### RECORDED DATA

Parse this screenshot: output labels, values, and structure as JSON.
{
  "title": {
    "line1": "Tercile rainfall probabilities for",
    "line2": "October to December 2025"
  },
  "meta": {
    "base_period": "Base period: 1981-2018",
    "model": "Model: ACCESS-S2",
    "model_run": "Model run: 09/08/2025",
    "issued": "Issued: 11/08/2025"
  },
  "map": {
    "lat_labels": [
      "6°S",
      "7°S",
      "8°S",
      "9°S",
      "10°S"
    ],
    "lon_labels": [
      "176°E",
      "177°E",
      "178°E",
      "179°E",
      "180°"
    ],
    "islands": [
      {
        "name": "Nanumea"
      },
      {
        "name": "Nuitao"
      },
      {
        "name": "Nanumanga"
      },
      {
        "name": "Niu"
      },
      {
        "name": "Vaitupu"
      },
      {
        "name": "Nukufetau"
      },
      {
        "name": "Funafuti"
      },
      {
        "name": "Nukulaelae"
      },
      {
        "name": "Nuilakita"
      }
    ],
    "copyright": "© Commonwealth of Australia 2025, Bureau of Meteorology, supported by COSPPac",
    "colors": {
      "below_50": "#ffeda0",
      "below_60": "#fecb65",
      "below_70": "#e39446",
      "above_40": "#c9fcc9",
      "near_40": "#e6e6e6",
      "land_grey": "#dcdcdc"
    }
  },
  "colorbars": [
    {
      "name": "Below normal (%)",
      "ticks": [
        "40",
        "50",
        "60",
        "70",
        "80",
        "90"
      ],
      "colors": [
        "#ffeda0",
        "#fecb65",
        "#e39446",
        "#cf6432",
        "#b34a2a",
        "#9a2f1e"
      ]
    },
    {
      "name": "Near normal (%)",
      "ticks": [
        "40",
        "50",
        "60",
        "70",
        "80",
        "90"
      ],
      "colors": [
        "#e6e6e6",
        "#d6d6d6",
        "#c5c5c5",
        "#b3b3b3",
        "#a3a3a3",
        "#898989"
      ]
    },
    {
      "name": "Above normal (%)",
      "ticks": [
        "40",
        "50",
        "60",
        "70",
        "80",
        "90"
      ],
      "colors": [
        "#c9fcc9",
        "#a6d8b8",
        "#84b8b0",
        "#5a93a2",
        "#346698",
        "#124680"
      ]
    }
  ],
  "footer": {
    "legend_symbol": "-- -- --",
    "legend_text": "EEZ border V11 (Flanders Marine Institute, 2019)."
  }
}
* * *
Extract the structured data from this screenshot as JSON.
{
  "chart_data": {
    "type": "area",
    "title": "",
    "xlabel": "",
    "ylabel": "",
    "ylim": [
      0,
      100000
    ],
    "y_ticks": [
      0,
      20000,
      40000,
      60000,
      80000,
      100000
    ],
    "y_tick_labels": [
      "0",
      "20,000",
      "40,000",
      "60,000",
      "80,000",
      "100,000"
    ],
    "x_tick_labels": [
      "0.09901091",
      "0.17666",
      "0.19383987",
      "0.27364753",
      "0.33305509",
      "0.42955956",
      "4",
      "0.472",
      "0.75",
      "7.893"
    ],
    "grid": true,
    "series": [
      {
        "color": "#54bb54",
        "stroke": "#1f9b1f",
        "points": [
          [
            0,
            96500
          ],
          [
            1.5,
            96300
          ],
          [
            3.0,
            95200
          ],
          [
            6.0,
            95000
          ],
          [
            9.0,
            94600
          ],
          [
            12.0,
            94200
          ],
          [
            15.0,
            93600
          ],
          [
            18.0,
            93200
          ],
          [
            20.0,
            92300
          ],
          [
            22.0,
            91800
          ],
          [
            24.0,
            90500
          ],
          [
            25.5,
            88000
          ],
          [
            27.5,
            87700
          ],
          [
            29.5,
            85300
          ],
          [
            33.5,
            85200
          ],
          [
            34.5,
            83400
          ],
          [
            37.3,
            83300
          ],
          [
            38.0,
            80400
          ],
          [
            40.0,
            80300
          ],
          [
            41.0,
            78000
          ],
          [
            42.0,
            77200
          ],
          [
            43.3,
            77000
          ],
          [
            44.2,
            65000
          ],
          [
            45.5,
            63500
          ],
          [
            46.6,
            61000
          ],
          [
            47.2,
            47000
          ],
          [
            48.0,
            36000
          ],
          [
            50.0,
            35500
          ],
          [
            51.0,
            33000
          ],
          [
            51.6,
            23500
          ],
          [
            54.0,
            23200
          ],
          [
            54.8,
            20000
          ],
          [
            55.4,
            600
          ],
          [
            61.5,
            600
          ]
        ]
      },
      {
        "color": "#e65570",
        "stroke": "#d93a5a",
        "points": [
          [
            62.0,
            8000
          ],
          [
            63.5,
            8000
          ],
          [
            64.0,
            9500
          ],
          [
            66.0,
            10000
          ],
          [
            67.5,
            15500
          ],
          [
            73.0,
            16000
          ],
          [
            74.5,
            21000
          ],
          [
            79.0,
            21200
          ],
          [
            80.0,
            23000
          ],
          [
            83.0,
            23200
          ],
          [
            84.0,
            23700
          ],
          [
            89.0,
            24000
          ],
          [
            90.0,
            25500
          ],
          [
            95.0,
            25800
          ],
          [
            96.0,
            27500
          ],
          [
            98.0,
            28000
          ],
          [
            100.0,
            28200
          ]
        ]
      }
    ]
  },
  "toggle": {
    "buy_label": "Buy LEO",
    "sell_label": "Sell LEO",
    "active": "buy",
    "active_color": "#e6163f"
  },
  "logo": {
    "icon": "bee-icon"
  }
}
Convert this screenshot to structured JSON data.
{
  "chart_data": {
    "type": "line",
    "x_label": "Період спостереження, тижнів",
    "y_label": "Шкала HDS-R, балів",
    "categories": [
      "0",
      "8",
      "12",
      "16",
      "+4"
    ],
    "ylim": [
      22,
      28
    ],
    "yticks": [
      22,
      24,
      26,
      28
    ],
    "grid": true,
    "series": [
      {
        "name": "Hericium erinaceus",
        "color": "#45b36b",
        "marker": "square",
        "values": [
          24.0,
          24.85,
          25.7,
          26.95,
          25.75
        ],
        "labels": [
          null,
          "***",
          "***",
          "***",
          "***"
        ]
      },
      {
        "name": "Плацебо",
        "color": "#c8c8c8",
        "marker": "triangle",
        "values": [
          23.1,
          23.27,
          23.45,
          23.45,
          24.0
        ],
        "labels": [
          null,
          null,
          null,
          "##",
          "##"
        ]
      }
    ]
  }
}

### THE PROBLEM
From the material above, count the lines that include "JSON" and give only the total.

### RESULT
3